[RECORD LIST]:
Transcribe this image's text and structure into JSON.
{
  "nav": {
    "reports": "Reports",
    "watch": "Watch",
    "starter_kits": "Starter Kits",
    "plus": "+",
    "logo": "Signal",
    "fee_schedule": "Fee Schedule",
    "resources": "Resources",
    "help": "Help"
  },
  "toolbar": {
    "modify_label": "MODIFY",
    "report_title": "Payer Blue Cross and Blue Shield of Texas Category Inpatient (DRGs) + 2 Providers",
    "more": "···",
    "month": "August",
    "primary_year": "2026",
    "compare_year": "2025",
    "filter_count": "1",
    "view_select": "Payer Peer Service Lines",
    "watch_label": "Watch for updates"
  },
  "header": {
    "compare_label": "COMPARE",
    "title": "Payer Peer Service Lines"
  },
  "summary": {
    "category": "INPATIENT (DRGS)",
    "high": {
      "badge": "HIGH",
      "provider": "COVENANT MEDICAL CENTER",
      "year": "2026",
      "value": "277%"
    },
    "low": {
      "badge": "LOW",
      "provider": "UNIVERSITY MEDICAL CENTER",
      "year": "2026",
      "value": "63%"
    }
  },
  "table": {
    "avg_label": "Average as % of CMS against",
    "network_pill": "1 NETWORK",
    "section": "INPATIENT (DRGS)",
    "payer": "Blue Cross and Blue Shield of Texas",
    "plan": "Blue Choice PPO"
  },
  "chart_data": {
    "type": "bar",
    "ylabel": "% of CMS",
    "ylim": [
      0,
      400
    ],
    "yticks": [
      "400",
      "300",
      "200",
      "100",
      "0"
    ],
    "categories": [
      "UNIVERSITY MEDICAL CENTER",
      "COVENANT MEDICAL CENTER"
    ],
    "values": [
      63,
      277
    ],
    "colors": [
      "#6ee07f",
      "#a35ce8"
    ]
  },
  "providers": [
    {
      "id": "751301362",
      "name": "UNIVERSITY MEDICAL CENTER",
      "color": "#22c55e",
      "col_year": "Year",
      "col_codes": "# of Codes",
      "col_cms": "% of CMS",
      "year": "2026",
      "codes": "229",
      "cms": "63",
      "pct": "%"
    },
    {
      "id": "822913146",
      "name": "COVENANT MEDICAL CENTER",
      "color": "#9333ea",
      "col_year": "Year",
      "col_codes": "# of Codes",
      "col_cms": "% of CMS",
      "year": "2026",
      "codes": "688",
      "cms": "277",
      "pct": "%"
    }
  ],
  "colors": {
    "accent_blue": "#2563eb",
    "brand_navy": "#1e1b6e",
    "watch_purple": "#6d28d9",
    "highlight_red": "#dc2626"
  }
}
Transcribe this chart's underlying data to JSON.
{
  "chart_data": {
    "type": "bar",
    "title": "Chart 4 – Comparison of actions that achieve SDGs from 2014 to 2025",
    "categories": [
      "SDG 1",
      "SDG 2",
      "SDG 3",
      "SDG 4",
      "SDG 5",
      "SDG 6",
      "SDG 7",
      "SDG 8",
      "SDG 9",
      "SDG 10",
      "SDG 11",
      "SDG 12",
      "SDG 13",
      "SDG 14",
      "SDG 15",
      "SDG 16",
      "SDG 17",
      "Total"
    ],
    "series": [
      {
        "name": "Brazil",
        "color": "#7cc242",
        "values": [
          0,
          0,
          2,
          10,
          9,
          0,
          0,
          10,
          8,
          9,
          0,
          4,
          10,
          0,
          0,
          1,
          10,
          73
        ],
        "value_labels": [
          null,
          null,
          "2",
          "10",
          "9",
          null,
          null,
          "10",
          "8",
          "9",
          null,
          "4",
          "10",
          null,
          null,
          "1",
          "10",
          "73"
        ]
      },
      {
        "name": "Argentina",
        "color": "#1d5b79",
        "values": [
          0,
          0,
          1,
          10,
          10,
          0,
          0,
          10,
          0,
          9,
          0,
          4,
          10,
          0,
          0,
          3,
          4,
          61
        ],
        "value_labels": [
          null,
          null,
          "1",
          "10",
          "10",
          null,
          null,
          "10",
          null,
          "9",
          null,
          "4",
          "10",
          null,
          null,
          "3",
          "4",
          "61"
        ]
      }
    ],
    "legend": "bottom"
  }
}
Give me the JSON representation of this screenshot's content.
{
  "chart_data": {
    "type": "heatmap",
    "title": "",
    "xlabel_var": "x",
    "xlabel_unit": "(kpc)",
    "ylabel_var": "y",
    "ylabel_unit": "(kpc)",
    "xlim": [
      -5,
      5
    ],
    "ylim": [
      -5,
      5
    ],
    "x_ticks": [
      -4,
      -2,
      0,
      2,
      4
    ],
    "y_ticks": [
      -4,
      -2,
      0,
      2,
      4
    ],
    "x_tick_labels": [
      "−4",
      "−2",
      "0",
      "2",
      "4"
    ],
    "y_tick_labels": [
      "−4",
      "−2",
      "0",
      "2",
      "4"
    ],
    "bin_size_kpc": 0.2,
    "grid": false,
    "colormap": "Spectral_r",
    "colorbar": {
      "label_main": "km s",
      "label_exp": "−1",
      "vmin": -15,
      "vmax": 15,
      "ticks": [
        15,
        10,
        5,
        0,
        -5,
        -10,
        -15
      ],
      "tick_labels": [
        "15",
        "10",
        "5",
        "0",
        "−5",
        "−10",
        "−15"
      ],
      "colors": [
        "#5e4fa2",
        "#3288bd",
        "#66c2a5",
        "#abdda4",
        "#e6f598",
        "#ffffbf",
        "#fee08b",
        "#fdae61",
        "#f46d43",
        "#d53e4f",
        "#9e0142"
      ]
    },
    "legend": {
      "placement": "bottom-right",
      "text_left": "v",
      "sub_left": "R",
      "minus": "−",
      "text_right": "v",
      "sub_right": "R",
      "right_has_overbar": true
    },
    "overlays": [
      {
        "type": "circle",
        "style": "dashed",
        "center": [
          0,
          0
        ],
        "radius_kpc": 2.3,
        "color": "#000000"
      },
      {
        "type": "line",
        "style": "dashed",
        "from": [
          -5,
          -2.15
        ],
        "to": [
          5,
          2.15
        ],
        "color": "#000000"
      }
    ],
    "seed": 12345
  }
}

[INSTRUCTION]: Would you write down every record again, exactly?

[RESULT OF THIS EXERCISE]:
Transcribe this image's text and structure into JSON.
{
  "nav": {
    "reports": "Reports",
    "watch": "Watch",
    "starter_kits": "Starter Kits",
    "plus": "+",
    "logo": "Signal",
    "fee_schedule": "Fee Schedule",
    "resources": "Resources",
    "help": "Help"
  },
  "toolbar": {
    "modify_label": "MODIFY",
    "report_title": "Payer Blue Cross and Blue Shield of Texas Category Inpatient (DRGs) + 2 Providers",
    "more": "···",
    "month": "August",
    "primary_year": "2026",
    "compare_year": "2025",
    "filter_count": "1",
    "view_select": "Payer Peer Service Lines",
    "watch_label": "Watch for updates"
  },
  "header": {
    "compare_label": "COMPARE",
    "title": "Payer Peer Service Lines"
  },
  "summary": {
    "category": "INPATIENT (DRGS)",
    "high": {
      "badge": "HIGH",
      "provider": "COVENANT MEDICAL CENTER",
      "year": "2026",
      "value": "277%"
    },
    "low": {
      "badge": "LOW",
      "provider": "UNIVERSITY MEDICAL CENTER",
      "year": "2026",
      "value": "63%"
    }
  },
  "table": {
    "avg_label": "Average as % of CMS against",
    "network_pill": "1 NETWORK",
    "section": "INPATIENT (DRGS)",
    "payer": "Blue Cross and Blue Shield of Texas",
    "plan": "Blue Choice PPO"
  },
  "chart_data": {
    "type": "bar",
    "ylabel": "% of CMS",
    "ylim": [
      0,
      400
    ],
    "yticks": [
      "400",
      "300",
      "200",
      "100",
      "0"
    ],
    "categories": [
      "UNIVERSITY MEDICAL CENTER",
      "COVENANT MEDICAL CENTER"
    ],
    "values": [
      63,
      277
    ],
    "colors": [
      "#6ee07f",
      "#a35ce8"
    ]
  },
  "providers": [
    {
      "id": "751301362",
      "name": "UNIVERSITY MEDICAL CENTER",
      "color": "#22c55e",
      "col_year": "Year",
      "col_codes": "# of Codes",
      "col_cms": "% of CMS",
      "year": "2026",
      "codes": "229",
      "cms": "63",
      "pct": "%"
    },
    {
      "id": "822913146",
      "name": "COVENANT MEDICAL CENTER",
      "color": "#9333ea",
      "col_year": "Year",
      "col_codes": "# of Codes",
      "col_cms": "% of CMS",
      "year": "2026",
      "codes": "688",
      "cms": "277",
      "pct": "%"
    }
  ],
  "colors": {
    "accent_blue": "#2563eb",
    "brand_navy": "#1e1b6e",
    "watch_purple": "#6d28d9",
    "highlight_red": "#dc2626"
  }
}
Transcribe this chart's underlying data to JSON.
{
  "chart_data": {
    "type": "bar",
    "title": "Chart 4 – Comparison of actions that achieve SDGs from 2014 to 2025",
    "categories": [
      "SDG 1",
      "SDG 2",
      "SDG 3",
      "SDG 4",
      "SDG 5",
      "SDG 6",
      "SDG 7",
      "SDG 8",
      "SDG 9",
      "SDG 10",
      "SDG 11",
      "SDG 12",
      "SDG 13",
      "SDG 14",
      "SDG 15",
      "SDG 16",
      "SDG 17",
      "Total"
    ],
    "series": [
      {
        "name": "Brazil",
        "color": "#7cc242",
        "values": [
          0,
          0,
          2,
          10,
          9,
          0,
          0,
          10,
          8,
          9,
          0,
          4,
          10,
          0,
          0,
          1,
          10,
          73
        ],
        "value_labels": [
          null,
          null,
          "2",
          "10",
          "9",
          null,
          null,
          "10",
          "8",
          "9",
          null,
          "4",
          "10",
          null,
          null,
          "1",
          "10",
          "73"
        ]
      },
      {
        "name": "Argentina",
        "color": "#1d5b79",
        "values": [
          0,
          0,
          1,
          10,
          10,
          0,
          0,
          10,
          0,
          9,
          0,
          4,
          10,
          0,
          0,
          3,
          4,
          61
        ],
        "value_labels": [
          null,
          null,
          "1",
          "10",
          "10",
          null,
          null,
          "10",
          null,
          "9",
          null,
          "4",
          "10",
          null,
          null,
          "3",
          "4",
          "61"
        ]
      }
    ],
    "legend": "bottom"
  }
}
Give me the JSON representation of this screenshot's content.
{
  "chart_data": {
    "type": "heatmap",
    "title": "",
    "xlabel_var": "x",
    "xlabel_unit": "(kpc)",
    "ylabel_var": "y",
    "ylabel_unit": "(kpc)",
    "xlim": [
      -5,
      5
    ],
    "ylim": [
      -5,
      5
    ],
    "x_ticks": [
      -4,
      -2,
      0,
      2,
      4
    ],
    "y_ticks": [
      -4,
      -2,
      0,
      2,
      4
    ],
    "x_tick_labels": [
      "−4",
      "−2",
      "0",
      "2",
      "4"
    ],
    "y_tick_labels": [
      "−4",
      "−2",
      "0",
      "2",
      "4"
    ],
    "bin_size_kpc": 0.2,
    "grid": false,
    "colormap": "Spectral_r",
    "colorbar": {
      "label_main": "km s",
      "label_exp": "−1",
      "vmin": -15,
      "vmax": 15,
      "ticks": [
        15,
        10,
        5,
        0,
        -5,
        -10,
        -15
      ],
      "tick_labels": [
        "15",
        "10",
        "5",
        "0",
        "−5",
        "−10",
        "−15"
      ],
      "colors": [
        "#5e4fa2",
        "#3288bd",
        "#66c2a5",
        "#abdda4",
        "#e6f598",
        "#ffffbf",
        "#fee08b",
        "#fdae61",
        "#f46d43",
        "#d53e4f",
        "#9e0142"
      ]
    },
    "legend": {
      "placement": "bottom-right",
      "text_left": "v",
      "sub_left": "R",
      "minus": "−",
      "text_right": "v",
      "sub_right": "R",
      "right_has_overbar": true
    },
    "overlays": [
      {
        "type": "circle",
        "style": "dashed",
        "center": [
          0,
          0
        ],
        "radius_kpc": 2.3,
        "color": "#000000"
      },
      {
        "type": "line",
        "style": "dashed",
        "from": [
          -5,
          -2.15
        ],
        "to": [
          5,
          2.15
        ],
        "color": "#000000"
      }
    ],
    "seed": 12345
  }
}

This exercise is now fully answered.